##### Dataset excerpts

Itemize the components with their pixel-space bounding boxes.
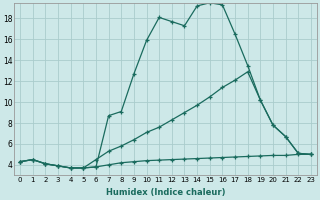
X-axis label: Humidex (Indice chaleur): Humidex (Indice chaleur) [106,188,225,197]
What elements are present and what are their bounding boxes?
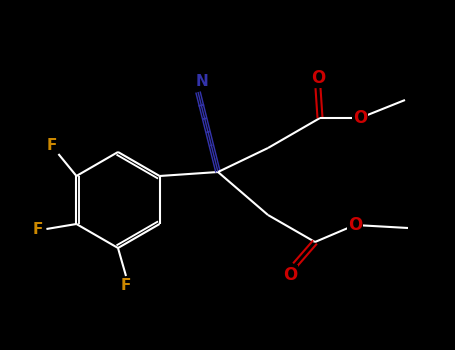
Text: O: O [311, 69, 325, 87]
Text: O: O [283, 266, 297, 284]
Text: F: F [121, 279, 131, 294]
Text: O: O [353, 109, 367, 127]
Text: F: F [46, 138, 56, 153]
Text: F: F [32, 222, 43, 237]
Text: O: O [348, 216, 362, 234]
Text: N: N [196, 75, 208, 90]
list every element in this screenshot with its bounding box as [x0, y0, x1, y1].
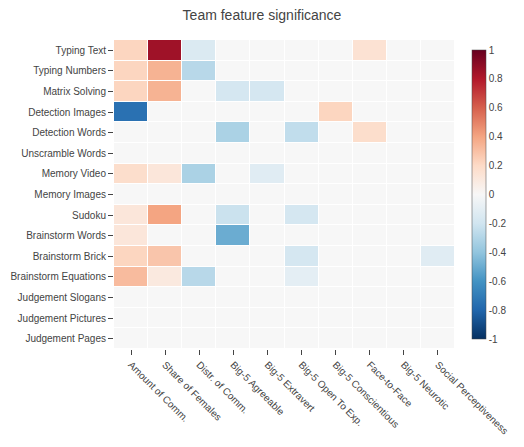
svg-text:Memory Video: Memory Video: [42, 168, 107, 179]
svg-text:Big-5 Agreeable: Big-5 Agreeable: [228, 359, 286, 417]
svg-text:Distr. of Comm.: Distr. of Comm.: [194, 359, 251, 416]
svg-text:Social Perceptiveness: Social Perceptiveness: [433, 359, 510, 436]
svg-text:Detection Words: Detection Words: [32, 127, 106, 138]
svg-text:Typing Text: Typing Text: [56, 45, 107, 56]
svg-text:Brainstorm Brick: Brainstorm Brick: [33, 251, 107, 262]
svg-text:0: 0: [489, 189, 495, 200]
svg-text:Typing Numbers: Typing Numbers: [33, 65, 106, 76]
svg-text:-0.2: -0.2: [489, 218, 507, 229]
svg-text:0.8: 0.8: [489, 73, 503, 84]
svg-text:-0.8: -0.8: [489, 305, 507, 316]
svg-text:Brainstorm Words: Brainstorm Words: [26, 230, 106, 241]
svg-text:Matrix Solving: Matrix Solving: [43, 86, 106, 97]
svg-text:Big-5 Extravert: Big-5 Extravert: [263, 359, 318, 414]
svg-text:Judgement Pictures: Judgement Pictures: [18, 313, 106, 324]
svg-text:0.2: 0.2: [489, 160, 503, 171]
svg-text:Big-5 Conscientious: Big-5 Conscientious: [331, 359, 402, 430]
svg-text:1: 1: [489, 45, 495, 56]
svg-text:Judgement Pages: Judgement Pages: [25, 333, 106, 344]
svg-text:Judgement Slogans: Judgement Slogans: [18, 292, 106, 303]
svg-text:0.6: 0.6: [489, 102, 503, 113]
svg-text:Big-5 Neurotic: Big-5 Neurotic: [399, 359, 452, 412]
svg-text:Memory Images: Memory Images: [34, 189, 106, 200]
svg-text:0.4: 0.4: [489, 131, 503, 142]
svg-text:Face-to-Face: Face-to-Face: [365, 359, 415, 409]
svg-text:-0.4: -0.4: [489, 247, 507, 258]
svg-text:-0.6: -0.6: [489, 276, 507, 287]
svg-text:Team feature significance: Team feature significance: [183, 7, 342, 23]
svg-text:-1: -1: [489, 334, 498, 345]
svg-text:Share of Females: Share of Females: [160, 359, 224, 423]
svg-text:Unscramble Words: Unscramble Words: [21, 148, 106, 159]
svg-text:Brainstorm Equations: Brainstorm Equations: [10, 271, 106, 282]
svg-text:Detection Images: Detection Images: [28, 107, 106, 118]
svg-text:Amount of Comm.: Amount of Comm.: [126, 359, 191, 424]
svg-text:Sudoku: Sudoku: [72, 210, 106, 221]
svg-text:Big-5 Open To Exp.: Big-5 Open To Exp.: [297, 359, 366, 428]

##########

▶ **Task prompt**
Copy every line of the records above verbatim, omitting the picture lines.

▶ **Written solution**
Itemize the components with their pixel-space bounding boxes.
X-axis label: Humidex (Indice chaleur): Humidex (Indice chaleur) [106,188,225,197]
What elements are present and what are their bounding boxes?
Text: O: O [311, 69, 325, 87]
Text: O: O [283, 266, 297, 284]
Text: F: F [121, 279, 131, 294]
Text: O: O [353, 109, 367, 127]
Text: F: F [46, 138, 56, 153]
Text: F: F [32, 222, 43, 237]
Text: O: O [348, 216, 362, 234]
Text: N: N [196, 75, 208, 90]
list every element in this screenshot with its bounding box as [x0, y0, x1, y1].
svg-text:Memory Video: Memory Video: [42, 168, 107, 179]
svg-text:Big-5 Agreeable: Big-5 Agreeable: [228, 359, 286, 417]
svg-text:Distr. of Comm.: Distr. of Comm.: [194, 359, 251, 416]
svg-text:Social Perceptiveness: Social Perceptiveness: [433, 359, 510, 436]
svg-text:Detection Words: Detection Words: [32, 127, 106, 138]
svg-text:Typing Text: Typing Text: [56, 45, 107, 56]
svg-text:Brainstorm Brick: Brainstorm Brick: [33, 251, 107, 262]
svg-text:0: 0: [489, 189, 495, 200]
svg-text:Typing Numbers: Typing Numbers: [33, 65, 106, 76]
svg-text:-0.2: -0.2: [489, 218, 507, 229]
svg-text:0.8: 0.8: [489, 73, 503, 84]
svg-text:-0.8: -0.8: [489, 305, 507, 316]
svg-text:Brainstorm Words: Brainstorm Words: [26, 230, 106, 241]
svg-text:Matrix Solving: Matrix Solving: [43, 86, 106, 97]
svg-text:Big-5 Extravert: Big-5 Extravert: [263, 359, 318, 414]
svg-text:Judgement Pictures: Judgement Pictures: [18, 313, 106, 324]
svg-text:0.2: 0.2: [489, 160, 503, 171]
svg-text:Big-5 Conscientious: Big-5 Conscientious: [331, 359, 402, 430]
svg-text:1: 1: [489, 45, 495, 56]
svg-text:Judgement Pages: Judgement Pages: [25, 333, 106, 344]
svg-text:Judgement Slogans: Judgement Slogans: [18, 292, 106, 303]
svg-text:0.6: 0.6: [489, 102, 503, 113]
svg-text:Big-5 Neurotic: Big-5 Neurotic: [399, 359, 452, 412]
svg-text:Memory Images: Memory Images: [34, 189, 106, 200]
svg-text:0.4: 0.4: [489, 131, 503, 142]
svg-text:Face-to-Face: Face-to-Face: [365, 359, 415, 409]
svg-text:-0.4: -0.4: [489, 247, 507, 258]
svg-text:-0.6: -0.6: [489, 276, 507, 287]
svg-text:Team feature significance: Team feature significance: [183, 7, 342, 23]
svg-text:-1: -1: [489, 334, 498, 345]
svg-text:Share of Females: Share of Females: [160, 359, 224, 423]
svg-text:Unscramble Words: Unscramble Words: [21, 148, 106, 159]
svg-text:Brainstorm Equations: Brainstorm Equations: [10, 271, 106, 282]
svg-text:Detection Images: Detection Images: [28, 107, 106, 118]
svg-text:Amount of Comm.: Amount of Comm.: [126, 359, 191, 424]
svg-text:Sudoku: Sudoku: [72, 210, 106, 221]
svg-text:Big-5 Open To Exp.: Big-5 Open To Exp.: [297, 359, 366, 428]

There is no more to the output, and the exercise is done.